■ Goal
Write down each entry again, exactly as it reads.

***

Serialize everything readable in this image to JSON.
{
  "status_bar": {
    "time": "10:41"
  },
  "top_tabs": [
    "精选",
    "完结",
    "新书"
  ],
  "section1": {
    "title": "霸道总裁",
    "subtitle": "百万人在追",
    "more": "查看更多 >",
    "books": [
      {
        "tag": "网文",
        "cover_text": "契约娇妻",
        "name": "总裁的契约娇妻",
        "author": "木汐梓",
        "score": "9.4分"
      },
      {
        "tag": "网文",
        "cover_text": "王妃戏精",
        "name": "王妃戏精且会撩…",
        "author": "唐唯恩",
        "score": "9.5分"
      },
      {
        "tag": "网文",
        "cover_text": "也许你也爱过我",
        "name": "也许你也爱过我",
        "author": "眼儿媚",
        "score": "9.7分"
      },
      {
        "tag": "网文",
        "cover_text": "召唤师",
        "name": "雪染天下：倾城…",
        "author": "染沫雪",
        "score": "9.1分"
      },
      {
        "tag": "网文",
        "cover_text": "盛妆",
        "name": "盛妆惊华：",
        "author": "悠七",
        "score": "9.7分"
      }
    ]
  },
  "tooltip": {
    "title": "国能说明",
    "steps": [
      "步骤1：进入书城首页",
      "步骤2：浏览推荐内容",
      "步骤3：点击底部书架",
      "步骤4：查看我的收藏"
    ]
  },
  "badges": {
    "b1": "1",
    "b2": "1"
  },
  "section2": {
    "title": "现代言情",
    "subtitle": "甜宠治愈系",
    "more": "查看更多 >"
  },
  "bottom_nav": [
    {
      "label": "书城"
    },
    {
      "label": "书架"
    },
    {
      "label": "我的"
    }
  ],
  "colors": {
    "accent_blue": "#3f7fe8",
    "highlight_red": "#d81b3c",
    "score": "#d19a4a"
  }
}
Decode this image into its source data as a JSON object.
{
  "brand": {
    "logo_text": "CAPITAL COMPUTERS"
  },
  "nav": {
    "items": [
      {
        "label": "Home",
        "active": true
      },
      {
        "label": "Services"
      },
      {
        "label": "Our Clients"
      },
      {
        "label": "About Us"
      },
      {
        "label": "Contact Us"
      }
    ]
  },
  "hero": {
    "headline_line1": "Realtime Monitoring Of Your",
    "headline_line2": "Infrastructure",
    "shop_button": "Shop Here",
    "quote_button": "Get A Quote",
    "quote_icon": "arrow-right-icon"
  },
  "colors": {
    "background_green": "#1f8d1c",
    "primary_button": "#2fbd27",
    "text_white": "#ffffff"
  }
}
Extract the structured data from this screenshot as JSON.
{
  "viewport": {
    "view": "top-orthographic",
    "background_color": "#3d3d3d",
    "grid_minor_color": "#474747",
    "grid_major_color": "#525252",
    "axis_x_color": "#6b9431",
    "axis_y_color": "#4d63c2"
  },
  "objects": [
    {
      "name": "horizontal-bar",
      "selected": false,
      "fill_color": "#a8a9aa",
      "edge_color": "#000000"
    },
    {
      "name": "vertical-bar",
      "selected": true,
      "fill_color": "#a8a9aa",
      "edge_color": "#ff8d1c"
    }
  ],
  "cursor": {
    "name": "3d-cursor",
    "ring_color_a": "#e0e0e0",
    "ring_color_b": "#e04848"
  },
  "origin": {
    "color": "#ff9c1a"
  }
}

***

■ Output of the exercise
Serialize everything readable in this image to JSON.
{
  "status_bar": {
    "time": "10:41"
  },
  "top_tabs": [
    "精选",
    "完结",
    "新书"
  ],
  "section1": {
    "title": "霸道总裁",
    "subtitle": "百万人在追",
    "more": "查看更多 >",
    "books": [
      {
        "tag": "网文",
        "cover_text": "契约娇妻",
        "name": "总裁的契约娇妻",
        "author": "木汐梓",
        "score": "9.4分"
      },
      {
        "tag": "网文",
        "cover_text": "王妃戏精",
        "name": "王妃戏精且会撩…",
        "author": "唐唯恩",
        "score": "9.5分"
      },
      {
        "tag": "网文",
        "cover_text": "也许你也爱过我",
        "name": "也许你也爱过我",
        "author": "眼儿媚",
        "score": "9.7分"
      },
      {
        "tag": "网文",
        "cover_text": "召唤师",
        "name": "雪染天下：倾城…",
        "author": "染沫雪",
        "score": "9.1分"
      },
      {
        "tag": "网文",
        "cover_text": "盛妆",
        "name": "盛妆惊华：",
        "author": "悠七",
        "score": "9.7分"
      }
    ]
  },
  "tooltip": {
    "title": "国能说明",
    "steps": [
      "步骤1：进入书城首页",
      "步骤2：浏览推荐内容",
      "步骤3：点击底部书架",
      "步骤4：查看我的收藏"
    ]
  },
  "badges": {
    "b1": "1",
    "b2": "1"
  },
  "section2": {
    "title": "现代言情",
    "subtitle": "甜宠治愈系",
    "more": "查看更多 >"
  },
  "bottom_nav": [
    {
      "label": "书城"
    },
    {
      "label": "书架"
    },
    {
      "label": "我的"
    }
  ],
  "colors": {
    "accent_blue": "#3f7fe8",
    "highlight_red": "#d81b3c",
    "score": "#d19a4a"
  }
}
Decode this image into its source data as a JSON object.
{
  "brand": {
    "logo_text": "CAPITAL COMPUTERS"
  },
  "nav": {
    "items": [
      {
        "label": "Home",
        "active": true
      },
      {
        "label": "Services"
      },
      {
        "label": "Our Clients"
      },
      {
        "label": "About Us"
      },
      {
        "label": "Contact Us"
      }
    ]
  },
  "hero": {
    "headline_line1": "Realtime Monitoring Of Your",
    "headline_line2": "Infrastructure",
    "shop_button": "Shop Here",
    "quote_button": "Get A Quote",
    "quote_icon": "arrow-right-icon"
  },
  "colors": {
    "background_green": "#1f8d1c",
    "primary_button": "#2fbd27",
    "text_white": "#ffffff"
  }
}
Extract the structured data from this screenshot as JSON.
{
  "viewport": {
    "view": "top-orthographic",
    "background_color": "#3d3d3d",
    "grid_minor_color": "#474747",
    "grid_major_color": "#525252",
    "axis_x_color": "#6b9431",
    "axis_y_color": "#4d63c2"
  },
  "objects": [
    {
      "name": "horizontal-bar",
      "selected": false,
      "fill_color": "#a8a9aa",
      "edge_color": "#000000"
    },
    {
      "name": "vertical-bar",
      "selected": true,
      "fill_color": "#a8a9aa",
      "edge_color": "#ff8d1c"
    }
  ],
  "cursor": {
    "name": "3d-cursor",
    "ring_color_a": "#e0e0e0",
    "ring_color_b": "#e04848"
  },
  "origin": {
    "color": "#ff9c1a"
  }
}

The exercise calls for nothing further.